**Short exercise**: Skip the pictures. Transcribe the rest of the data below without changing a word.

**Data for this task**:
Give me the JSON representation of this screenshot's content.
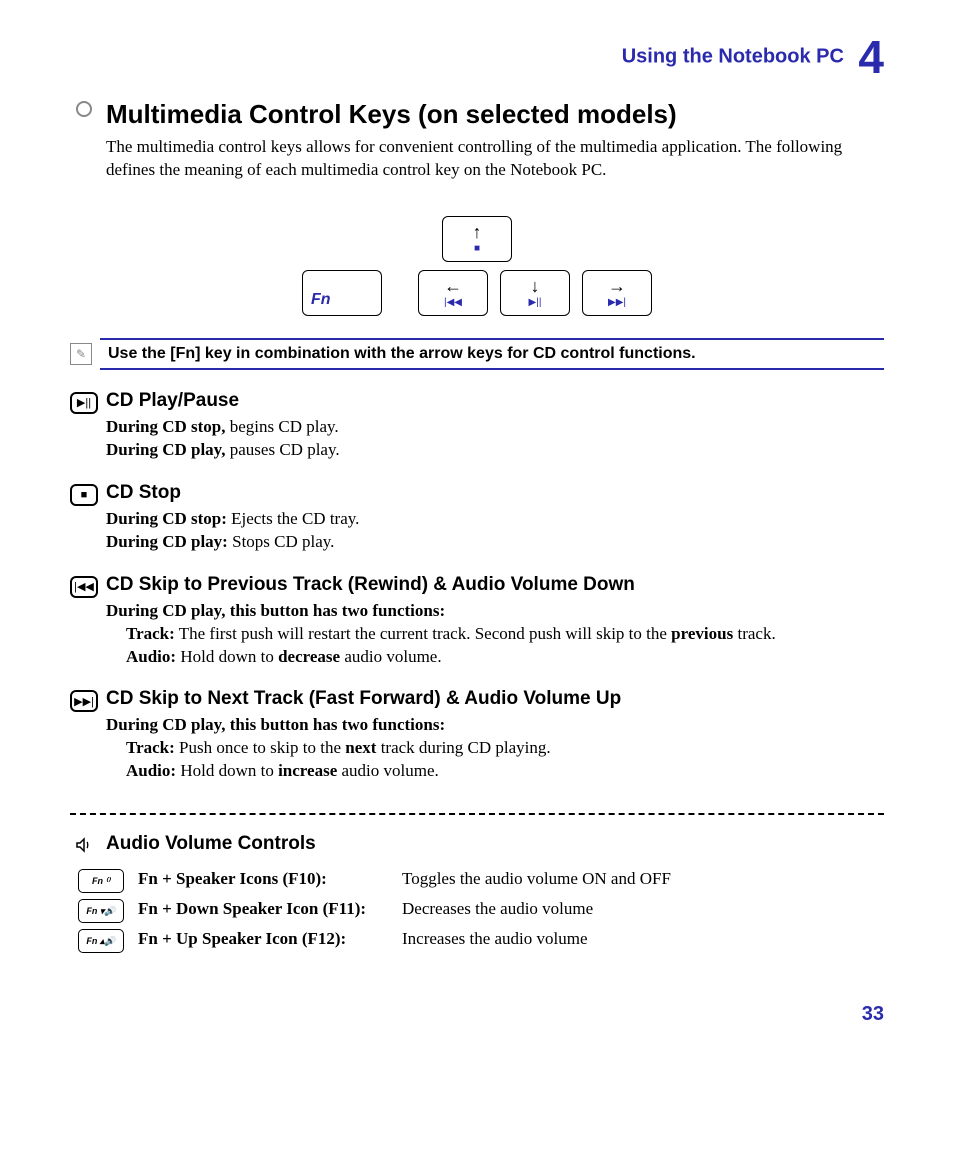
{
  "header": {
    "section_label": "Using the Notebook PC",
    "chapter_number": "4"
  },
  "title": "Multimedia Control Keys (on selected models)",
  "intro": "The multimedia control keys allows for convenient controlling of the multimedia application. The following defines the meaning of each multimedia control key on the Notebook PC.",
  "keys": {
    "fn": "Fn",
    "up_media": "■",
    "left_media": "|◀◀",
    "down_media": "▶||",
    "right_media": "▶▶|"
  },
  "note": "Use the [Fn] key in combination with the arrow keys for CD control functions.",
  "sections": {
    "play": {
      "title": "CD Play/Pause",
      "l1b": "During CD stop,",
      "l1": " begins CD play.",
      "l2b": "During CD play,",
      "l2": " pauses CD play."
    },
    "stop": {
      "title": "CD Stop",
      "l1b": "During CD stop:",
      "l1": " Ejects the CD tray.",
      "l2b": "During CD play:",
      "l2": " Stops CD play."
    },
    "prev": {
      "title": "CD Skip to Previous Track (Rewind) & Audio Volume Down",
      "intro": "During CD play, this button has two functions:",
      "track_b": "Track:",
      "track_1": " The first push will restart the current track. Second push will skip to the ",
      "track_kw": "previous",
      "track_2": " track.",
      "audio_b": "Audio:",
      "audio_1": " Hold down to ",
      "audio_kw": "decrease",
      "audio_2": " audio volume."
    },
    "next": {
      "title": "CD Skip to Next Track (Fast Forward) & Audio Volume Up",
      "intro": "During CD play, this button has two functions:",
      "track_b": "Track:",
      "track_1": " Push once to skip to the ",
      "track_kw": "next",
      "track_2": " track during CD playing.",
      "audio_b": "Audio:",
      "audio_1": " Hold down to ",
      "audio_kw": "increase",
      "audio_2": " audio volume."
    }
  },
  "audio": {
    "title": "Audio Volume Controls",
    "rows": [
      {
        "icon": "Fn ⁽⁾",
        "label": "Fn + Speaker Icons (F10):",
        "desc": "Toggles the audio volume ON and OFF"
      },
      {
        "icon": "Fn ▾🔊",
        "label": "Fn + Down Speaker Icon (F11):",
        "desc": "Decreases the audio volume"
      },
      {
        "icon": "Fn ▴🔊",
        "label": "Fn + Up Speaker Icon (F12):",
        "desc": "Increases the audio volume"
      }
    ]
  },
  "page": "33"
}
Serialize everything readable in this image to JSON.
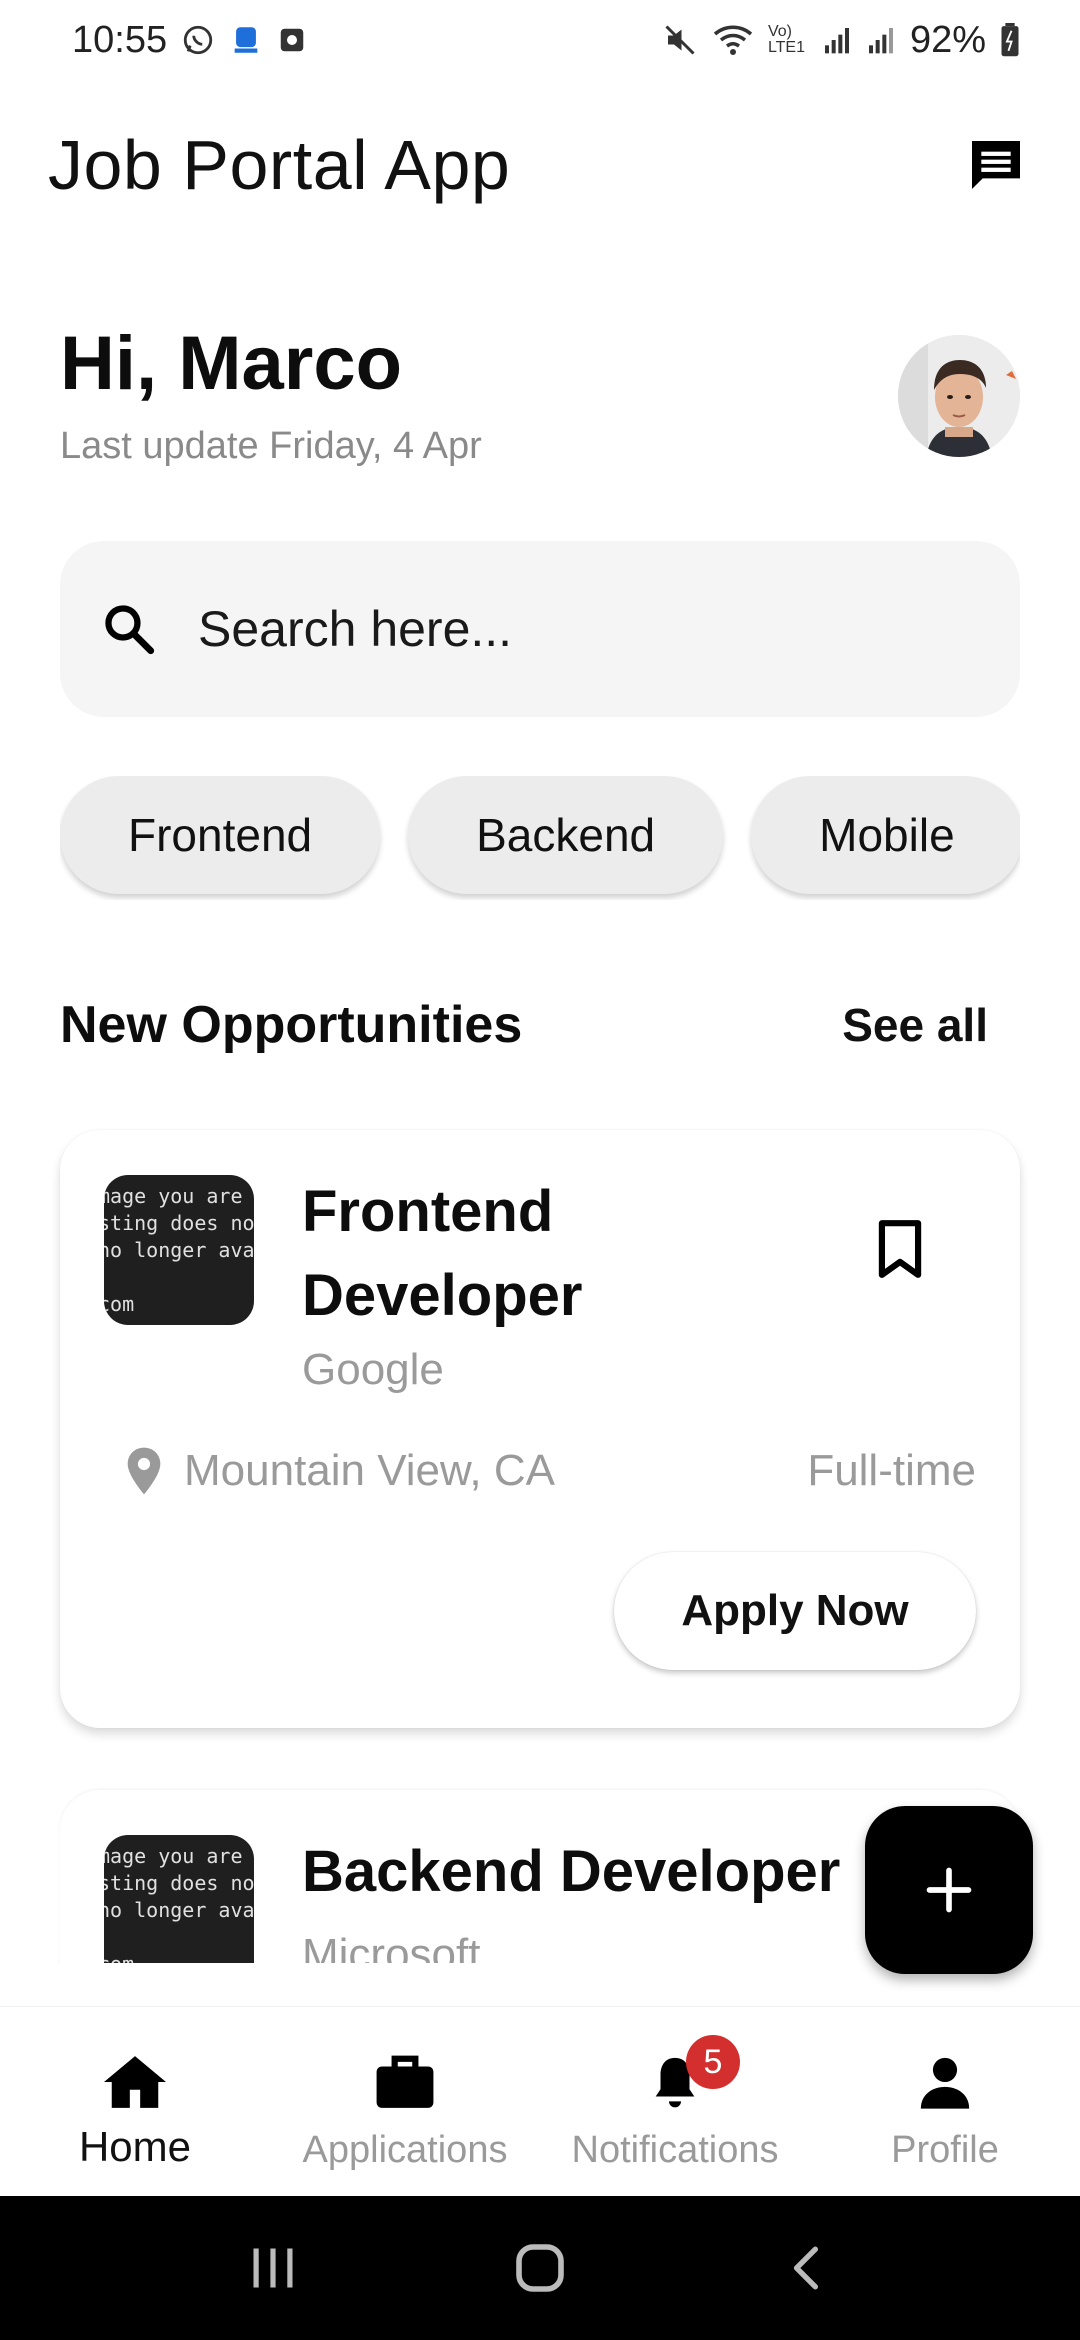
{
  "status_bar": {
    "time": "10:55",
    "network_label": "Vo) LTE1",
    "battery": "92%"
  },
  "app_bar": {
    "title": "Job Portal App",
    "chat_icon": "chat-icon"
  },
  "greeting": {
    "title": "Hi, Marco",
    "subtitle": "Last update Friday, 4 Apr"
  },
  "search": {
    "placeholder": "Search here..."
  },
  "categories": [
    "Frontend",
    "Backend",
    "Mobile"
  ],
  "section": {
    "title": "New Opportunities",
    "see_all": "See all"
  },
  "logo_placeholder_lines": [
    "mage you are",
    "sting does not",
    "no longer avail",
    "",
    "com"
  ],
  "jobs": [
    {
      "title": "Frontend Developer",
      "company": "Google",
      "location": "Mountain View, CA",
      "type": "Full-time",
      "apply_label": "Apply Now"
    },
    {
      "title": "Backend Developer",
      "company": "Microsoft"
    }
  ],
  "bottom_nav": [
    {
      "label": "Home",
      "icon": "home-icon",
      "active": true
    },
    {
      "label": "Applications",
      "icon": "briefcase-icon"
    },
    {
      "label": "Notifications",
      "icon": "bell-icon",
      "badge": "5"
    },
    {
      "label": "Profile",
      "icon": "person-icon"
    }
  ],
  "colors": {
    "primary": "#000000",
    "muted_text": "#9a9a9a",
    "chip_bg": "#ececec",
    "search_bg": "#f5f5f5",
    "badge": "#d32f2f"
  }
}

**Solution to the problem**:
Give me the JSON representation of this screenshot's content.
{
  "header": {
    "section_label": "Using the Notebook PC",
    "chapter_number": "4"
  },
  "title": "Multimedia Control Keys (on selected models)",
  "intro": "The multimedia control keys allows for convenient controlling of the multimedia application. The following defines the meaning of each multimedia control key on the Notebook PC.",
  "keys": {
    "fn": "Fn",
    "up_media": "■",
    "left_media": "|◀◀",
    "down_media": "▶||",
    "right_media": "▶▶|"
  },
  "note": "Use the [Fn] key in combination with the arrow keys for CD control functions.",
  "sections": {
    "play": {
      "title": "CD Play/Pause",
      "l1b": "During CD stop,",
      "l1": " begins CD play.",
      "l2b": "During CD play,",
      "l2": " pauses CD play."
    },
    "stop": {
      "title": "CD Stop",
      "l1b": "During CD stop:",
      "l1": " Ejects the CD tray.",
      "l2b": "During CD play:",
      "l2": " Stops CD play."
    },
    "prev": {
      "title": "CD Skip to Previous Track (Rewind) & Audio Volume Down",
      "intro": "During CD play, this button has two functions:",
      "track_b": "Track:",
      "track_1": " The first push will restart the current track. Second push will skip to the ",
      "track_kw": "previous",
      "track_2": " track.",
      "audio_b": "Audio:",
      "audio_1": " Hold down to ",
      "audio_kw": "decrease",
      "audio_2": " audio volume."
    },
    "next": {
      "title": "CD Skip to Next Track (Fast Forward) & Audio Volume Up",
      "intro": "During CD play, this button has two functions:",
      "track_b": "Track:",
      "track_1": " Push once to skip to the ",
      "track_kw": "next",
      "track_2": " track during CD playing.",
      "audio_b": "Audio:",
      "audio_1": " Hold down to ",
      "audio_kw": "increase",
      "audio_2": " audio volume."
    }
  },
  "audio": {
    "title": "Audio Volume Controls",
    "rows": [
      {
        "icon": "Fn ⁽⁾",
        "label": "Fn + Speaker Icons (F10):",
        "desc": "Toggles the audio volume ON and OFF"
      },
      {
        "icon": "Fn ▾🔊",
        "label": "Fn + Down Speaker Icon (F11):",
        "desc": "Decreases the audio volume"
      },
      {
        "icon": "Fn ▴🔊",
        "label": "Fn + Up Speaker Icon (F12):",
        "desc": "Increases the audio volume"
      }
    ]
  },
  "page": "33"
}
Serialize everything readable in this image to JSON.
{
  "status_bar": {
    "time": "10:55",
    "network_label": "Vo) LTE1",
    "battery": "92%"
  },
  "app_bar": {
    "title": "Job Portal App",
    "chat_icon": "chat-icon"
  },
  "greeting": {
    "title": "Hi, Marco",
    "subtitle": "Last update Friday, 4 Apr"
  },
  "search": {
    "placeholder": "Search here..."
  },
  "categories": [
    "Frontend",
    "Backend",
    "Mobile"
  ],
  "section": {
    "title": "New Opportunities",
    "see_all": "See all"
  },
  "logo_placeholder_lines": [
    "mage you are",
    "sting does not",
    "no longer avail",
    "",
    "com"
  ],
  "jobs": [
    {
      "title": "Frontend Developer",
      "company": "Google",
      "location": "Mountain View, CA",
      "type": "Full-time",
      "apply_label": "Apply Now"
    },
    {
      "title": "Backend Developer",
      "company": "Microsoft"
    }
  ],
  "bottom_nav": [
    {
      "label": "Home",
      "icon": "home-icon",
      "active": true
    },
    {
      "label": "Applications",
      "icon": "briefcase-icon"
    },
    {
      "label": "Notifications",
      "icon": "bell-icon",
      "badge": "5"
    },
    {
      "label": "Profile",
      "icon": "person-icon"
    }
  ],
  "colors": {
    "primary": "#000000",
    "muted_text": "#9a9a9a",
    "chip_bg": "#ececec",
    "search_bg": "#f5f5f5",
    "badge": "#d32f2f"
  }
}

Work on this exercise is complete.